Will you transcribe the entries that follow, exactly and in full?
* Start Supplied records *
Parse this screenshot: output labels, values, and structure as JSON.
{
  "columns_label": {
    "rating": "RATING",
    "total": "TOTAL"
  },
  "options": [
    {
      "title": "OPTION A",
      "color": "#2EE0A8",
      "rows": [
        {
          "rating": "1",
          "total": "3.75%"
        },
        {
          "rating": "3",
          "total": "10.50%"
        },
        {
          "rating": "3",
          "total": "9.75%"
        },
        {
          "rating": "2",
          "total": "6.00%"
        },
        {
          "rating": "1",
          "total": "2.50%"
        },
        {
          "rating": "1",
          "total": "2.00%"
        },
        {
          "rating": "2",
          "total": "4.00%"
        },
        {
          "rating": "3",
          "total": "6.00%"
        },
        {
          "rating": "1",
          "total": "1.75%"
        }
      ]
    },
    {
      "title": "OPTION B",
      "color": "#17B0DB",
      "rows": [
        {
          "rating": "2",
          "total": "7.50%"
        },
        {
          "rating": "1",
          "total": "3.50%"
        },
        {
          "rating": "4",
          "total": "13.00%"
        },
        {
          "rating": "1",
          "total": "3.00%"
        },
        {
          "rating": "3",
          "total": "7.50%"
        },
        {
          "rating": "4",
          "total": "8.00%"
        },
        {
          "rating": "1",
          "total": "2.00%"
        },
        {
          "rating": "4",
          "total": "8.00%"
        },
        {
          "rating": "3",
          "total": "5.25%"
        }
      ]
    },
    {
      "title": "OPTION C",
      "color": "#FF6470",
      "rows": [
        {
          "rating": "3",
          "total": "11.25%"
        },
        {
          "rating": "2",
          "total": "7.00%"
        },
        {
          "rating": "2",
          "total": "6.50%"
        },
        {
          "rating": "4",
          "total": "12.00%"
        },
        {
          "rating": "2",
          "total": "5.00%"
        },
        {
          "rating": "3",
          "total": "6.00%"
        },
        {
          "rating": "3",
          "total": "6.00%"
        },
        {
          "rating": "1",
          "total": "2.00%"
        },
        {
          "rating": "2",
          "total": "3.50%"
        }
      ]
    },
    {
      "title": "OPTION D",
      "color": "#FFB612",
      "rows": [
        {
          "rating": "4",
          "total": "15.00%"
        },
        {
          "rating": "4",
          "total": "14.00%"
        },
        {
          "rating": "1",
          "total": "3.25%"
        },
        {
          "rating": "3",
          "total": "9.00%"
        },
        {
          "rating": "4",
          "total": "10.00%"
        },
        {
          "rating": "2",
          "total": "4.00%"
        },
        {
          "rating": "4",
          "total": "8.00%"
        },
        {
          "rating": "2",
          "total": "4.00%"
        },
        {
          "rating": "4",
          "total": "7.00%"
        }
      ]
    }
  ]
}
* End Supplied records *
- **Solution below**:
Parse this screenshot: output labels, values, and structure as JSON.
{
  "columns_label": {
    "rating": "RATING",
    "total": "TOTAL"
  },
  "options": [
    {
      "title": "OPTION A",
      "color": "#2EE0A8",
      "rows": [
        {
          "rating": "1",
          "total": "3.75%"
        },
        {
          "rating": "3",
          "total": "10.50%"
        },
        {
          "rating": "3",
          "total": "9.75%"
        },
        {
          "rating": "2",
          "total": "6.00%"
        },
        {
          "rating": "1",
          "total": "2.50%"
        },
        {
          "rating": "1",
          "total": "2.00%"
        },
        {
          "rating": "2",
          "total": "4.00%"
        },
        {
          "rating": "3",
          "total": "6.00%"
        },
        {
          "rating": "1",
          "total": "1.75%"
        }
      ]
    },
    {
      "title": "OPTION B",
      "color": "#17B0DB",
      "rows": [
        {
          "rating": "2",
          "total": "7.50%"
        },
        {
          "rating": "1",
          "total": "3.50%"
        },
        {
          "rating": "4",
          "total": "13.00%"
        },
        {
          "rating": "1",
          "total": "3.00%"
        },
        {
          "rating": "3",
          "total": "7.50%"
        },
        {
          "rating": "4",
          "total": "8.00%"
        },
        {
          "rating": "1",
          "total": "2.00%"
        },
        {
          "rating": "4",
          "total": "8.00%"
        },
        {
          "rating": "3",
          "total": "5.25%"
        }
      ]
    },
    {
      "title": "OPTION C",
      "color": "#FF6470",
      "rows": [
        {
          "rating": "3",
          "total": "11.25%"
        },
        {
          "rating": "2",
          "total": "7.00%"
        },
        {
          "rating": "2",
          "total": "6.50%"
        },
        {
          "rating": "4",
          "total": "12.00%"
        },
        {
          "rating": "2",
          "total": "5.00%"
        },
        {
          "rating": "3",
          "total": "6.00%"
        },
        {
          "rating": "3",
          "total": "6.00%"
        },
        {
          "rating": "1",
          "total": "2.00%"
        },
        {
          "rating": "2",
          "total": "3.50%"
        }
      ]
    },
    {
      "title": "OPTION D",
      "color": "#FFB612",
      "rows": [
        {
          "rating": "4",
          "total": "15.00%"
        },
        {
          "rating": "4",
          "total": "14.00%"
        },
        {
          "rating": "1",
          "total": "3.25%"
        },
        {
          "rating": "3",
          "total": "9.00%"
        },
        {
          "rating": "4",
          "total": "10.00%"
        },
        {
          "rating": "2",
          "total": "4.00%"
        },
        {
          "rating": "4",
          "total": "8.00%"
        },
        {
          "rating": "2",
          "total": "4.00%"
        },
        {
          "rating": "4",
          "total": "7.00%"
        }
      ]
    }
  ]
}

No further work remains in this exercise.